#### [Work required]
Report the count of lines that carry the string "софинансирования", and add nothing.

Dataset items
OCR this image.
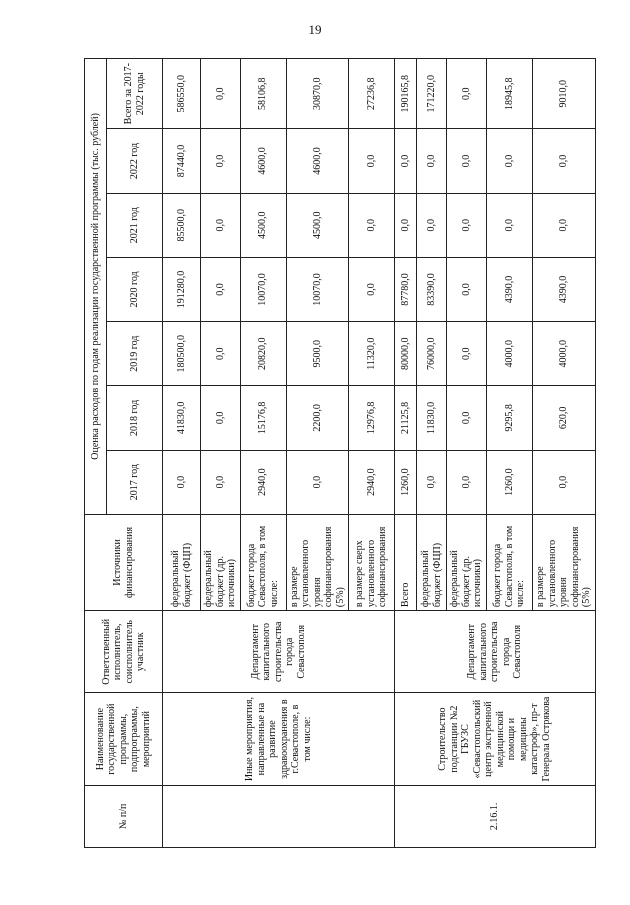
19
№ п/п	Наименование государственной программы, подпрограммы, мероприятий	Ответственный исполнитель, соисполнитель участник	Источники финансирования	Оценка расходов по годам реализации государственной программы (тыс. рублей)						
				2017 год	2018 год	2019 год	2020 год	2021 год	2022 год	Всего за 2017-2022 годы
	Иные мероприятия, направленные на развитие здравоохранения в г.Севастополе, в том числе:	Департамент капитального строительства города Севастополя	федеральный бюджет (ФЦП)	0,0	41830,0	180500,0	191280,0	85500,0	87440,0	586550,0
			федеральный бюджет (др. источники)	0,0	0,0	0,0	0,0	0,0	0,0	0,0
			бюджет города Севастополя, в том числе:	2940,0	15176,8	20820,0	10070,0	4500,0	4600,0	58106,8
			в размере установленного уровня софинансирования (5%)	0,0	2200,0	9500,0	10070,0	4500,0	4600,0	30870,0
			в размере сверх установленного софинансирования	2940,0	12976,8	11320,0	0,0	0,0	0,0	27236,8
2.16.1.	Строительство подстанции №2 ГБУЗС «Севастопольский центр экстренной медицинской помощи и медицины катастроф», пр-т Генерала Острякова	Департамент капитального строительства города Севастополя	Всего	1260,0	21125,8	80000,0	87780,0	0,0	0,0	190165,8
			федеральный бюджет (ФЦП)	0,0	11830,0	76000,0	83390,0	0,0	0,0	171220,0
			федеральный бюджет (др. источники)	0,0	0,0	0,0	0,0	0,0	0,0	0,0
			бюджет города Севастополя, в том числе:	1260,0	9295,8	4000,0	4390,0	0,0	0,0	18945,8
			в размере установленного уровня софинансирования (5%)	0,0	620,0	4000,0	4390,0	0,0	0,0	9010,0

#### [Output below]
3